Copy out each line of the material below that holds the string "Gain".

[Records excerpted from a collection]
++++++

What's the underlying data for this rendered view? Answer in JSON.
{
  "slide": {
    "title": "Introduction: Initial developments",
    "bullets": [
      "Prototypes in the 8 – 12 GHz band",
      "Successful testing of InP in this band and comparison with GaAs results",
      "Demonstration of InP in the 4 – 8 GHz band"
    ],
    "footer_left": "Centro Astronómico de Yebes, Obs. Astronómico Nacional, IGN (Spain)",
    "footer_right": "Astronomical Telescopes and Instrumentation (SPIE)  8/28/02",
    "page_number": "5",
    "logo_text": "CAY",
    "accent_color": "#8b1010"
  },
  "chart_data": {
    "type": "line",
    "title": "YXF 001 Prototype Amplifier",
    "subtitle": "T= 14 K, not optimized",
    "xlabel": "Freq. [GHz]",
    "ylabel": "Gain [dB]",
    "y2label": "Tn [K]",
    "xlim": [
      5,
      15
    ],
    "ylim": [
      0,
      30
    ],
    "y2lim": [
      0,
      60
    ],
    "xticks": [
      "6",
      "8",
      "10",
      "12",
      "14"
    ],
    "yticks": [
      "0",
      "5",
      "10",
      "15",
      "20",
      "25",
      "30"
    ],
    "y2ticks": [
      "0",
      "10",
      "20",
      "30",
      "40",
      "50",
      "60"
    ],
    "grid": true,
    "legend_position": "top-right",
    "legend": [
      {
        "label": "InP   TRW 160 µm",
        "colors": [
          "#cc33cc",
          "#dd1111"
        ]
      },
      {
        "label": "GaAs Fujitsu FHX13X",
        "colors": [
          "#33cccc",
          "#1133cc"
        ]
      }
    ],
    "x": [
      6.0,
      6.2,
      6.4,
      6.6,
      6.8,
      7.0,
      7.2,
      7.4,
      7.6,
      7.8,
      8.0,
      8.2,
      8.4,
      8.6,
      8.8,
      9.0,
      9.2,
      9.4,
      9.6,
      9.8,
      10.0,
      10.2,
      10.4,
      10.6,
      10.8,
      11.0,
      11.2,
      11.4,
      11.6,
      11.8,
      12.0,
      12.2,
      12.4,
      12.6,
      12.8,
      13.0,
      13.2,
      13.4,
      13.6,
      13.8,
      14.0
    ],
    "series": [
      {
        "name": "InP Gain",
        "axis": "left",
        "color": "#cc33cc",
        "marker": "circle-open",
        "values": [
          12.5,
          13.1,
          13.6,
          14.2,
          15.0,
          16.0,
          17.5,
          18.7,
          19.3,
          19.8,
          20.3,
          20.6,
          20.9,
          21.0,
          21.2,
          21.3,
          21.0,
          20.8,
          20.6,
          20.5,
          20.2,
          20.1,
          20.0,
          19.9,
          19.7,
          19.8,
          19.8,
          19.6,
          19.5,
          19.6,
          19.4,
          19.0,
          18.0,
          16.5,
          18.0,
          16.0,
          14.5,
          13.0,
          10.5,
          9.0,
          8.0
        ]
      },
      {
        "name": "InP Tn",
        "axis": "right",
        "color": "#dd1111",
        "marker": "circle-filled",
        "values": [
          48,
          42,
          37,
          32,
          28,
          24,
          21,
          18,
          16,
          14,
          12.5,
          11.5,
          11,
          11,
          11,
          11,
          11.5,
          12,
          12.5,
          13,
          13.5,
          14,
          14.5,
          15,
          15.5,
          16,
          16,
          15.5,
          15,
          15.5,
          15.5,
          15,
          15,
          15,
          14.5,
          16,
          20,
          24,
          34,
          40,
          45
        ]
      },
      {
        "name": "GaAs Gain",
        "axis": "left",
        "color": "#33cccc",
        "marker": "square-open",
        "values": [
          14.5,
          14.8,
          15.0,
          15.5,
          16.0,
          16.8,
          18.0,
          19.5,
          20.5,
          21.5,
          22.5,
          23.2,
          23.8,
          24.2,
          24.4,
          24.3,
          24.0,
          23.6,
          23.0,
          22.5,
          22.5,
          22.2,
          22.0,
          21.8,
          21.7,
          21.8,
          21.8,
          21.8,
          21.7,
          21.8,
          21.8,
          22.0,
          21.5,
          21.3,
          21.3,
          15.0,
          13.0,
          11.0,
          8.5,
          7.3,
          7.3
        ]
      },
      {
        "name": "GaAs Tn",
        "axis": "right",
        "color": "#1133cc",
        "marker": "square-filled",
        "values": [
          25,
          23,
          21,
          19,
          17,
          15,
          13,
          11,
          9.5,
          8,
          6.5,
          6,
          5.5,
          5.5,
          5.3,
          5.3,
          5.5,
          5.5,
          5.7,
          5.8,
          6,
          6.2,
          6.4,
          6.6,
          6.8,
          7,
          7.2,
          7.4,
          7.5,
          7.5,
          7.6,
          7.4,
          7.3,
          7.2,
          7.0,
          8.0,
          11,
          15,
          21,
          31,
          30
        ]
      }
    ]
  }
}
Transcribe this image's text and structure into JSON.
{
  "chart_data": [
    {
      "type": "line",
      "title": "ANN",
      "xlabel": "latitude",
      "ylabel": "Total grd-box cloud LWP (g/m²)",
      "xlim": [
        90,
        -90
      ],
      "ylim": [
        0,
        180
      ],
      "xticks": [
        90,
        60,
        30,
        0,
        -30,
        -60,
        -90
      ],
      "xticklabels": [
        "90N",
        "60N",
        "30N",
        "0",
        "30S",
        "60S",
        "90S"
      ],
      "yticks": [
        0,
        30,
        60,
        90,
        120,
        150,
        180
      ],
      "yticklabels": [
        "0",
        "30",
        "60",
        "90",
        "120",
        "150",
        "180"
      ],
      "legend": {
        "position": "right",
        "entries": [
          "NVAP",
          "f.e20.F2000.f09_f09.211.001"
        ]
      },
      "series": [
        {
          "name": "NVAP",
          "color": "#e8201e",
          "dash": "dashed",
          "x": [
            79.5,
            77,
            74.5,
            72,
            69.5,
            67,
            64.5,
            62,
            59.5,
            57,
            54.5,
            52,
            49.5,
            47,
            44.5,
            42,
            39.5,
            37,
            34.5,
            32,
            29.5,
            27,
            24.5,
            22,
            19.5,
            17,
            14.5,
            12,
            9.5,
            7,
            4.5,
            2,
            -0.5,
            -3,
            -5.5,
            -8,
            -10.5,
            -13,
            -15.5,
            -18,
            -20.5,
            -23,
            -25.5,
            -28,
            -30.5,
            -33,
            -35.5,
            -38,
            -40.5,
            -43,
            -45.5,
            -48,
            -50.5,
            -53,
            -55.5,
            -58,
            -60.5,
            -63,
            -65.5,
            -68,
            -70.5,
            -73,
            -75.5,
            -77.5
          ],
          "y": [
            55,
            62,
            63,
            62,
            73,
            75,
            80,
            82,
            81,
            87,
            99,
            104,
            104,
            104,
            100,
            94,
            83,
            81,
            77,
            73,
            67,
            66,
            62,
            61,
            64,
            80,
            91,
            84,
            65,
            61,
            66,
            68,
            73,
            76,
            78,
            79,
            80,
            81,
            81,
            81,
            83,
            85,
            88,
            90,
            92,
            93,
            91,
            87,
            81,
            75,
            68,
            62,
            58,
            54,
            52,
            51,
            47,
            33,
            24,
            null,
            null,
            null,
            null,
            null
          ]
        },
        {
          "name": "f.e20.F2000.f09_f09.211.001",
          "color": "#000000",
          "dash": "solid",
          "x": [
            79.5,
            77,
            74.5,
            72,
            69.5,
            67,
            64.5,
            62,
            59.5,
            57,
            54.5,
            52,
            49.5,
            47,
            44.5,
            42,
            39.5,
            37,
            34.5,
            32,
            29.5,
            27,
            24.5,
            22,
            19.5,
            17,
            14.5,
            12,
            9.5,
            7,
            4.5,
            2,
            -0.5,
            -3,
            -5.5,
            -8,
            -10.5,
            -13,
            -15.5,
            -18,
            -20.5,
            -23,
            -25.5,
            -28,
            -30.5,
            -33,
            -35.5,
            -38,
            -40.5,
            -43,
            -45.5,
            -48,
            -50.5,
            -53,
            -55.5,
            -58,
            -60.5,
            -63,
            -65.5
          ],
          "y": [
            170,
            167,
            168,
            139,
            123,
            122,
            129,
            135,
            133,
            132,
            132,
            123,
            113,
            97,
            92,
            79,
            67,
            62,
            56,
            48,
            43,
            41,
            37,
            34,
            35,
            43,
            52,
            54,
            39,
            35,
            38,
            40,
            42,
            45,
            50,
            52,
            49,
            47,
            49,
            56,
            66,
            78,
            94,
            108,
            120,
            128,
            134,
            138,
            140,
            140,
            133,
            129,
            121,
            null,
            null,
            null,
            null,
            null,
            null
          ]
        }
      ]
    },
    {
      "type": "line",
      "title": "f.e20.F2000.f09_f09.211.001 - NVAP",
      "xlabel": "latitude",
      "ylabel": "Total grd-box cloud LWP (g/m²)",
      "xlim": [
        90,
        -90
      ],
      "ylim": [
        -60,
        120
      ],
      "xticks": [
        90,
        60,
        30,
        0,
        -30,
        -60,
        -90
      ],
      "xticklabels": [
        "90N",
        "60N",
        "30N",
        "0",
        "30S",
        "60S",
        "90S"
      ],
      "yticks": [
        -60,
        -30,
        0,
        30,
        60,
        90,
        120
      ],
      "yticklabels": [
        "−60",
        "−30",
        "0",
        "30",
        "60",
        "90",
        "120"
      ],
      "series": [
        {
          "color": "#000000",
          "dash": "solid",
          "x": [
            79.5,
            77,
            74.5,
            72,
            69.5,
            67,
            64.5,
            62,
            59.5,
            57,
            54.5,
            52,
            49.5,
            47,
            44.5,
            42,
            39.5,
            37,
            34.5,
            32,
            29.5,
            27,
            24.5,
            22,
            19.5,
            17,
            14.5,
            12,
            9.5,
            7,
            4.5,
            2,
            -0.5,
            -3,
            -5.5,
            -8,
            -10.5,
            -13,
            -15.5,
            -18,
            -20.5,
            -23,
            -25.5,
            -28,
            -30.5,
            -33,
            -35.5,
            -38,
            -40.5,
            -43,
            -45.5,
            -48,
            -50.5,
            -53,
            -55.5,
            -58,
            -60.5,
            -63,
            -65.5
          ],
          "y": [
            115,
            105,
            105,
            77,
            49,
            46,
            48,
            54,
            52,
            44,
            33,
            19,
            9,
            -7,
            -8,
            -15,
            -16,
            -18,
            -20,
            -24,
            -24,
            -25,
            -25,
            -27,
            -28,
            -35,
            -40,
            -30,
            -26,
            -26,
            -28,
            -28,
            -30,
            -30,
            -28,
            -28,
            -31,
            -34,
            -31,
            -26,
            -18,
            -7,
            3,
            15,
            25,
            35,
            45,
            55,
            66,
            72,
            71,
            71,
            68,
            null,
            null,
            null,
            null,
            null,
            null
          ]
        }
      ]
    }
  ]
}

++++++

--- Written solution ---
    "ylabel": "Gain [dB]",
        "name": "InP Gain",
        "name": "GaAs Gain",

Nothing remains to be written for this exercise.